[MATERIAL FOR THIS TASK]
━━━━━━
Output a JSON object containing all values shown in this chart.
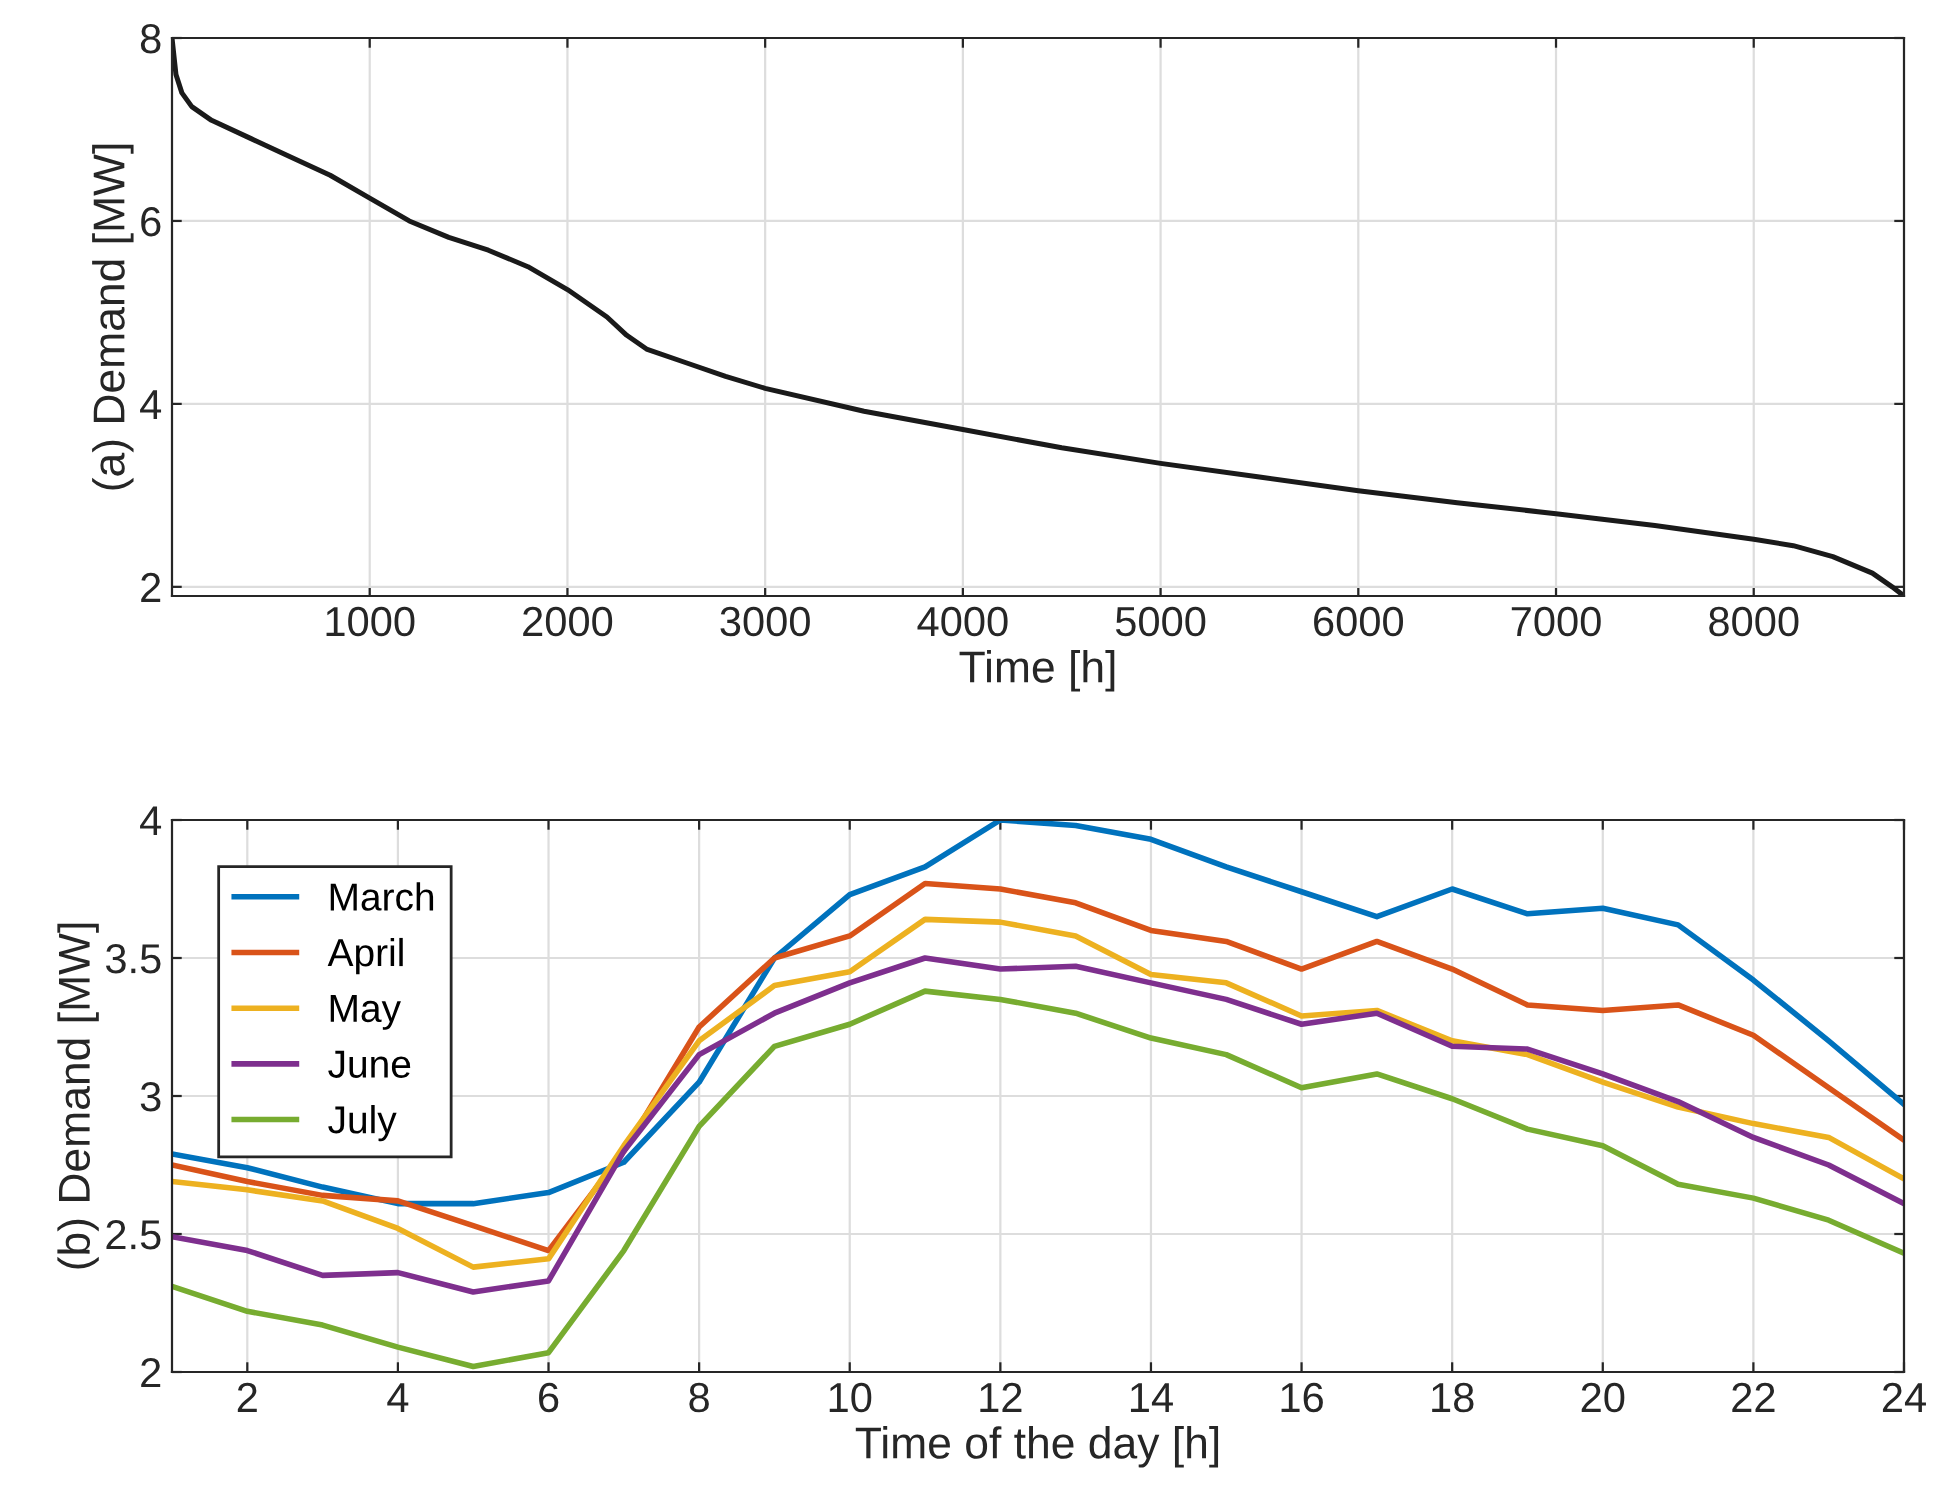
{
  "chart_data": [
    {
      "type": "line",
      "xlabel": "Time [h]",
      "ylabel": "(a) Demand [MW]",
      "xlim": [
        0,
        8760
      ],
      "ylim": [
        1.9,
        8
      ],
      "xticks": [
        1000,
        2000,
        3000,
        4000,
        5000,
        6000,
        7000,
        8000
      ],
      "yticks": [
        2,
        4,
        6,
        8
      ],
      "grid": true,
      "series": [
        {
          "color": "#1a1a1a",
          "x": [
            0,
            20,
            50,
            100,
            200,
            400,
            600,
            800,
            1000,
            1200,
            1400,
            1600,
            1800,
            2000,
            2200,
            2300,
            2400,
            2600,
            2800,
            3000,
            3500,
            4000,
            4500,
            5000,
            5500,
            6000,
            6500,
            7000,
            7500,
            8000,
            8200,
            8400,
            8600,
            8700,
            8760
          ],
          "values": [
            8.0,
            7.6,
            7.4,
            7.25,
            7.1,
            6.9,
            6.7,
            6.5,
            6.25,
            6.0,
            5.82,
            5.68,
            5.5,
            5.25,
            4.95,
            4.75,
            4.6,
            4.45,
            4.3,
            4.17,
            3.92,
            3.72,
            3.52,
            3.35,
            3.2,
            3.05,
            2.92,
            2.8,
            2.67,
            2.52,
            2.45,
            2.33,
            2.15,
            2.0,
            1.9
          ]
        }
      ]
    },
    {
      "type": "line",
      "xlabel": "Time of the day [h]",
      "ylabel": "(b) Demand [MW]",
      "xlim": [
        1,
        24
      ],
      "ylim": [
        2,
        4
      ],
      "xticks": [
        2,
        4,
        6,
        8,
        10,
        12,
        14,
        16,
        18,
        20,
        22,
        24
      ],
      "yticks": [
        2,
        2.5,
        3,
        3.5,
        4
      ],
      "grid": true,
      "legend": "top left",
      "x": [
        1,
        2,
        3,
        4,
        5,
        6,
        7,
        8,
        9,
        10,
        11,
        12,
        13,
        14,
        15,
        16,
        17,
        18,
        19,
        20,
        21,
        22,
        23,
        24
      ],
      "series": [
        {
          "name": "March",
          "color": "#0072bd",
          "values": [
            2.79,
            2.74,
            2.67,
            2.61,
            2.61,
            2.65,
            2.76,
            3.05,
            3.5,
            3.73,
            3.83,
            4.0,
            3.98,
            3.93,
            3.83,
            3.74,
            3.65,
            3.75,
            3.66,
            3.68,
            3.62,
            3.42,
            3.2,
            2.97
          ]
        },
        {
          "name": "April",
          "color": "#d95319",
          "values": [
            2.75,
            2.69,
            2.64,
            2.62,
            2.53,
            2.44,
            2.8,
            3.25,
            3.5,
            3.58,
            3.77,
            3.75,
            3.7,
            3.6,
            3.56,
            3.46,
            3.56,
            3.46,
            3.33,
            3.31,
            3.33,
            3.22,
            3.03,
            2.84
          ]
        },
        {
          "name": "May",
          "color": "#edb120",
          "values": [
            2.69,
            2.66,
            2.62,
            2.52,
            2.38,
            2.41,
            2.82,
            3.2,
            3.4,
            3.45,
            3.64,
            3.63,
            3.58,
            3.44,
            3.41,
            3.29,
            3.31,
            3.2,
            3.15,
            3.05,
            2.96,
            2.9,
            2.85,
            2.7
          ]
        },
        {
          "name": "June",
          "color": "#7e2f8e",
          "values": [
            2.49,
            2.44,
            2.35,
            2.36,
            2.29,
            2.33,
            2.8,
            3.15,
            3.3,
            3.41,
            3.5,
            3.46,
            3.47,
            3.41,
            3.35,
            3.26,
            3.3,
            3.18,
            3.17,
            3.08,
            2.98,
            2.85,
            2.75,
            2.61
          ]
        },
        {
          "name": "July",
          "color": "#77ac30",
          "values": [
            2.31,
            2.22,
            2.17,
            2.09,
            2.02,
            2.07,
            2.44,
            2.89,
            3.18,
            3.26,
            3.38,
            3.35,
            3.3,
            3.21,
            3.15,
            3.03,
            3.08,
            2.99,
            2.88,
            2.82,
            2.68,
            2.63,
            2.55,
            2.43
          ]
        }
      ]
    }
  ]
}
━━━━━━
[WHAT IS EXPECTED]
For the entries above, state how many lines contain the word "xlabel". Provide the number by itself.

[WRITTEN RESPONSE]
2